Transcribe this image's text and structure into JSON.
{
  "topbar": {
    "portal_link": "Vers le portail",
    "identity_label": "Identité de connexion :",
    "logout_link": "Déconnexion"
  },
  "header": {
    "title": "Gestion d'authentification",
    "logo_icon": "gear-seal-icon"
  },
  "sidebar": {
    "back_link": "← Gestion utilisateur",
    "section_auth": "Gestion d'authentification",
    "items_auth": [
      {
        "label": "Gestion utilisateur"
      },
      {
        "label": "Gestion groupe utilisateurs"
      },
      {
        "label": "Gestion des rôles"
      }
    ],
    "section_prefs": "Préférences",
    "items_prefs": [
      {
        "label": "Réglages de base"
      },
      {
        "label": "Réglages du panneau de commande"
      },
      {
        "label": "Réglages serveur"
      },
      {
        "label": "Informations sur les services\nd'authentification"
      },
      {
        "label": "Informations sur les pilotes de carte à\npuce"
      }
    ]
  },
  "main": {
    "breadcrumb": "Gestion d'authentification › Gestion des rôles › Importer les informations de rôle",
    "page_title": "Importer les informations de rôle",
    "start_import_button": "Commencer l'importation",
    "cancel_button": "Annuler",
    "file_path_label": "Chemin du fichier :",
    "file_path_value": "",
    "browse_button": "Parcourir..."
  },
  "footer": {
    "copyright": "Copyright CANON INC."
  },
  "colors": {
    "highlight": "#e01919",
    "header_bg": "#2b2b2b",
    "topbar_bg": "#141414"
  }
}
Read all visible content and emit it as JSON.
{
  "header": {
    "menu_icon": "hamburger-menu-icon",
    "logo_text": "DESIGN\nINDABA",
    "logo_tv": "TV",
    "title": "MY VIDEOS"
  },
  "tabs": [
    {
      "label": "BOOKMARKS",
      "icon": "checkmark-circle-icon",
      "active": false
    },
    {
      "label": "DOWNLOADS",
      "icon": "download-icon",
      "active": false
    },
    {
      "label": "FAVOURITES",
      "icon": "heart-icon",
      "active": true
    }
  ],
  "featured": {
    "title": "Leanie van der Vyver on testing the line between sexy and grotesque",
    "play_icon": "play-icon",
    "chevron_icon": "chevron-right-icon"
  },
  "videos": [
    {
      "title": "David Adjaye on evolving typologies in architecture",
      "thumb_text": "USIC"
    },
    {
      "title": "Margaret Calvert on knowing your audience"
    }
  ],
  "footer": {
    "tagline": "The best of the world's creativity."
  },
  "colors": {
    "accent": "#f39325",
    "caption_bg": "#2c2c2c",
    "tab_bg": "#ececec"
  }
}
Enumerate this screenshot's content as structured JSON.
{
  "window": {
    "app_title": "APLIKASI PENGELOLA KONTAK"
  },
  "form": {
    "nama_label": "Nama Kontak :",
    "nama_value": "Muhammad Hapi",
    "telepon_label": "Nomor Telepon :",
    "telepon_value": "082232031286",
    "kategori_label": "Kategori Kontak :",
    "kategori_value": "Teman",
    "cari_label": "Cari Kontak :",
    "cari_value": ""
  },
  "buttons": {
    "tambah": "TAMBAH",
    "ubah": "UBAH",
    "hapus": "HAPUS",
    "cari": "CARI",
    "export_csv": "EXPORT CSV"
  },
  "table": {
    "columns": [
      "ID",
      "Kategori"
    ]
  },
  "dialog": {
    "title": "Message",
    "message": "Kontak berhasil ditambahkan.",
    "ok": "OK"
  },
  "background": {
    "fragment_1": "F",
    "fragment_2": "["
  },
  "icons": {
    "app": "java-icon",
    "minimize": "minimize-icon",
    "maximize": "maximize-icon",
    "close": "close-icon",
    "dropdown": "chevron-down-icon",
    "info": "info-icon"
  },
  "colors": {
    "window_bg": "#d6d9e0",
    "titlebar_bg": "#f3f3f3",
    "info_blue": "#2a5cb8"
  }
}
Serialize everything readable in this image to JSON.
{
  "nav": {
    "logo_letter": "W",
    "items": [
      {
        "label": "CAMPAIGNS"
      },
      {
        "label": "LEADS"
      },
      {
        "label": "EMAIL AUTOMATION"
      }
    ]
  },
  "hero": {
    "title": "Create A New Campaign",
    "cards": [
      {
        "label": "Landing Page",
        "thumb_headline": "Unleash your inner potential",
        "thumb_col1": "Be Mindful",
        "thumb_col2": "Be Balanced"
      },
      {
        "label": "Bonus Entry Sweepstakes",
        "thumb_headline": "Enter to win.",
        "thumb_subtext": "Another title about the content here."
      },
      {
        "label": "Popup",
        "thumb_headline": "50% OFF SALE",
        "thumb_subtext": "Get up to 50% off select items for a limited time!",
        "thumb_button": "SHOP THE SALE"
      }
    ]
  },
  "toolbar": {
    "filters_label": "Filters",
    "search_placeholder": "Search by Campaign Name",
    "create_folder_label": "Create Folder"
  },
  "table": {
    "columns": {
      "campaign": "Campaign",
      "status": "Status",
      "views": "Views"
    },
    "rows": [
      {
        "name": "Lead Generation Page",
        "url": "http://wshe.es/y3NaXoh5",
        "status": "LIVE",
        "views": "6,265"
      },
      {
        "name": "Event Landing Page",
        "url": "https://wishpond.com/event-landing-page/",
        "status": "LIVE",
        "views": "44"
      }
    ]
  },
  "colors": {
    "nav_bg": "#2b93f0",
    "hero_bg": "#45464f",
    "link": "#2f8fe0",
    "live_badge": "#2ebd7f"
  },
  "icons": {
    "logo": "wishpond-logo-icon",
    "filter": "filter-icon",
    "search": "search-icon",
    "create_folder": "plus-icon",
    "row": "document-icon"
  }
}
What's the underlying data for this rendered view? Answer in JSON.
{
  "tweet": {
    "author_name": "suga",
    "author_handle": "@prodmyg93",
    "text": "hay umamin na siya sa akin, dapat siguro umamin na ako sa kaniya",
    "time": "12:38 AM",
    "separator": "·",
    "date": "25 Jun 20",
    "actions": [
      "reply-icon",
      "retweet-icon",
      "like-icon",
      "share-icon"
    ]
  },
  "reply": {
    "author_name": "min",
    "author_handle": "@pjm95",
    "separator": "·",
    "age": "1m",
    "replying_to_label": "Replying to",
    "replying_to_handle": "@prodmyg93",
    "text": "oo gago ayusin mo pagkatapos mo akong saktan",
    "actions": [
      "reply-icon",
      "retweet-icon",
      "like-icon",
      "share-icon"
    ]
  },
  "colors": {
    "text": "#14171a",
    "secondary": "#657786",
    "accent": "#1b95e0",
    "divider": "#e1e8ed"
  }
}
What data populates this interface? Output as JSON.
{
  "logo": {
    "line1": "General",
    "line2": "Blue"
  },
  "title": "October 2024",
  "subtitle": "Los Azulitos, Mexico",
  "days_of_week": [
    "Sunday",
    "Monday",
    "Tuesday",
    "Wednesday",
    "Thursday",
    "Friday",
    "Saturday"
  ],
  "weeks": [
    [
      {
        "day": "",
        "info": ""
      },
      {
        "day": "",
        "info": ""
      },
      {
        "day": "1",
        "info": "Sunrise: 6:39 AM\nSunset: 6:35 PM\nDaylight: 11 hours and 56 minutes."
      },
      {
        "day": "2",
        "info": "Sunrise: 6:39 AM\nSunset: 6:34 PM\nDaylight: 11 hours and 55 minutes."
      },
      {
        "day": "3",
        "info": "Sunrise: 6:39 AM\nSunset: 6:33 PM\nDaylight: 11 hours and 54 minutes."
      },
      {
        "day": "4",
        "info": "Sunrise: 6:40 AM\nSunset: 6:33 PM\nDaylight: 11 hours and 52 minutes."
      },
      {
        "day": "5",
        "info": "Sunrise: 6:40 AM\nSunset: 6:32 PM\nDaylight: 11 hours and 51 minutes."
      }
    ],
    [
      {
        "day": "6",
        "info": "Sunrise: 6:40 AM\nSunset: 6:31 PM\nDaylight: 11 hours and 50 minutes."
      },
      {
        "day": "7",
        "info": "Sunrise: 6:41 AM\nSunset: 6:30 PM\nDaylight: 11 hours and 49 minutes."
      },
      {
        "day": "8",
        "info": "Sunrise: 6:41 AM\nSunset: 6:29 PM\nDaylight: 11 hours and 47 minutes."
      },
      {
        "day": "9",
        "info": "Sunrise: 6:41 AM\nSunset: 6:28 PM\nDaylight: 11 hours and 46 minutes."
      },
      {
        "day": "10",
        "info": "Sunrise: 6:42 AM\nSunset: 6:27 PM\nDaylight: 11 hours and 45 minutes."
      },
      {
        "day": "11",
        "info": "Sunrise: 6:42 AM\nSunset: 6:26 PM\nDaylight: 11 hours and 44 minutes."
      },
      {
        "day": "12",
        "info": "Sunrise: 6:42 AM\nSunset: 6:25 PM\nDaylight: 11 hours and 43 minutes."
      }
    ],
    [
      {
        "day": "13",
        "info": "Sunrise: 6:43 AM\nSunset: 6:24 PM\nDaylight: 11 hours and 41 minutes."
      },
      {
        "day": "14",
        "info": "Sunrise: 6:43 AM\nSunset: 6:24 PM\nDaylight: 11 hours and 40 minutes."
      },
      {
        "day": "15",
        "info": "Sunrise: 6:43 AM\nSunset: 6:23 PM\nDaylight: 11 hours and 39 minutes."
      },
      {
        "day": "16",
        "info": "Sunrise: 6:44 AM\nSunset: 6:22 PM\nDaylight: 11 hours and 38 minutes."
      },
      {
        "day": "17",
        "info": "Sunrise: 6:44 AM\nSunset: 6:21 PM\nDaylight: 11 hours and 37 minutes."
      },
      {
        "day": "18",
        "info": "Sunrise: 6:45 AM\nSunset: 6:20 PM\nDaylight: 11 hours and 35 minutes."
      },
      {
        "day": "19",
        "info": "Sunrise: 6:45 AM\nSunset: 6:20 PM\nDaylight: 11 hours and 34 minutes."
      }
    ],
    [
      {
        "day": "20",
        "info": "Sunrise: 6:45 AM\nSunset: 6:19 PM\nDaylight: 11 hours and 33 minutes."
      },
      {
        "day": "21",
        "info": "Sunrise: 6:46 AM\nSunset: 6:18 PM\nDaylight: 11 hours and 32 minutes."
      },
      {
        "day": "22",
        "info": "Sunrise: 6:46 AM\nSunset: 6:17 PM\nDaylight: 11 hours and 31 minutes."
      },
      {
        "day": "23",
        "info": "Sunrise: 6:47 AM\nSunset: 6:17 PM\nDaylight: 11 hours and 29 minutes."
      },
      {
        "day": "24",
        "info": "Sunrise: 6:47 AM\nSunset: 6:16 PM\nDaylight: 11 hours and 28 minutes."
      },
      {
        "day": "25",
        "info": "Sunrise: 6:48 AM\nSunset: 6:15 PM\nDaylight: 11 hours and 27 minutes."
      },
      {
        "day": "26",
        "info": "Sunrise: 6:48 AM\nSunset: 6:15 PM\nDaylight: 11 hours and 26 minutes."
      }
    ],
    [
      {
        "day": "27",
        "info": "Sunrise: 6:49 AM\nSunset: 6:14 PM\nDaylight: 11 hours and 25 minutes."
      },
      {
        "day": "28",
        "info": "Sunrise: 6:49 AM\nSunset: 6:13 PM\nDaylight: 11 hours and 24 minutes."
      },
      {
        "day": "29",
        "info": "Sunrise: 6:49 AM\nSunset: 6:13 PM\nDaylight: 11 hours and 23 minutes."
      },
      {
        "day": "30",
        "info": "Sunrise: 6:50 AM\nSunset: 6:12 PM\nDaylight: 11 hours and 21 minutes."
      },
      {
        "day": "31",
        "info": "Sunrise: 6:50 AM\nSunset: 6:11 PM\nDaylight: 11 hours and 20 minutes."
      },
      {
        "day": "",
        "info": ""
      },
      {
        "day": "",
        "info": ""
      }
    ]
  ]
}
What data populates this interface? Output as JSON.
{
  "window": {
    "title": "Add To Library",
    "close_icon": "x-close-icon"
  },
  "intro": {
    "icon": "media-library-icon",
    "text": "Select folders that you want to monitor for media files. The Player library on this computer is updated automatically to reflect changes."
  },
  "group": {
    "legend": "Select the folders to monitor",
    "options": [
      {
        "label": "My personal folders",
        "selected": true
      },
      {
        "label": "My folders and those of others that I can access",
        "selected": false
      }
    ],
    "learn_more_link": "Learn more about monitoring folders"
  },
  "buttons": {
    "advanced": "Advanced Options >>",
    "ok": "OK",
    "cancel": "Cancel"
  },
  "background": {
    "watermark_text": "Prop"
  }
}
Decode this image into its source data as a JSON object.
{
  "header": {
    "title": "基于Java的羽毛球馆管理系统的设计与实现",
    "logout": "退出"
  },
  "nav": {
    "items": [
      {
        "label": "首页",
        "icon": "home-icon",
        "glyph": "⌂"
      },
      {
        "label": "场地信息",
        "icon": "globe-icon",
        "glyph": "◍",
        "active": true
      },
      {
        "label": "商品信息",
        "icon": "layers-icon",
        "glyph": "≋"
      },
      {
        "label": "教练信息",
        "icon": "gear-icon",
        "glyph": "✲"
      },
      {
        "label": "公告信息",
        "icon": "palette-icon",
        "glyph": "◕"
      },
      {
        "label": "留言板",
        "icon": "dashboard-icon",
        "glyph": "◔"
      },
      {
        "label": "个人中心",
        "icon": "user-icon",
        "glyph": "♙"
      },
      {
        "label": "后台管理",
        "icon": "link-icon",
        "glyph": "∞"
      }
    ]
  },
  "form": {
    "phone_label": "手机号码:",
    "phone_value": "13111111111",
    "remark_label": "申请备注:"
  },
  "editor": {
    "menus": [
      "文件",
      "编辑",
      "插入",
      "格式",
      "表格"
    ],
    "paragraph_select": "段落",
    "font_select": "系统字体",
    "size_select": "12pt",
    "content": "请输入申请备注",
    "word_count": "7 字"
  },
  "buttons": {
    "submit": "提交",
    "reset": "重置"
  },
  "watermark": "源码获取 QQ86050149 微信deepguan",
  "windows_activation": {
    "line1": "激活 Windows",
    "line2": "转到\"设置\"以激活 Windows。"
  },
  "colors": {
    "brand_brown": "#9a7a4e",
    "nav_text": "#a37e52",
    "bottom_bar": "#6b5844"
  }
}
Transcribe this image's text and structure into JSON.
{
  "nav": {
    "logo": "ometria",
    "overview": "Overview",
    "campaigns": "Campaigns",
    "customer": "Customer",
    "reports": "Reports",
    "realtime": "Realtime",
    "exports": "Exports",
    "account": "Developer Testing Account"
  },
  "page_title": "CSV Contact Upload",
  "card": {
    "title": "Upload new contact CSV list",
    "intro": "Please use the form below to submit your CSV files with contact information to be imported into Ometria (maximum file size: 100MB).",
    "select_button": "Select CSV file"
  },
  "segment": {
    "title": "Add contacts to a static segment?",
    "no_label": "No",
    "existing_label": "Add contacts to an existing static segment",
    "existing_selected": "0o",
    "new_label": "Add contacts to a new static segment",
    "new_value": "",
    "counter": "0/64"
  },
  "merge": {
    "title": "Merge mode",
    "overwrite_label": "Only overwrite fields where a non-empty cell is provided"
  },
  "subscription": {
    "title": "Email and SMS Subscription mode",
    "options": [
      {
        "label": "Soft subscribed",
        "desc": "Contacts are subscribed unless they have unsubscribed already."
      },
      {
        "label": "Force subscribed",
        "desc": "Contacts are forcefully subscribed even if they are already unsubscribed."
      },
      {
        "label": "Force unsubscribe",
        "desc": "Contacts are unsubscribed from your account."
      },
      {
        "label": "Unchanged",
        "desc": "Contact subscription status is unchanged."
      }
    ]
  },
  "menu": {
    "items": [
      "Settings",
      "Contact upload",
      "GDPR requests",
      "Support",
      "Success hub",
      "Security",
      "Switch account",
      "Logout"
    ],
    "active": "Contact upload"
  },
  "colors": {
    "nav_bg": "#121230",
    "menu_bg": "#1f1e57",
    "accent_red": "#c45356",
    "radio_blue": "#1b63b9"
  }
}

| Work to do |
Show the lines of the records that include the string "data".

| Full solution |
What's the underlying data for this rendered view? Answer in JSON.
What data populates this interface? Output as JSON.
What data populates this interface? Output as JSON.
Decode this image into its source data as a JSON object.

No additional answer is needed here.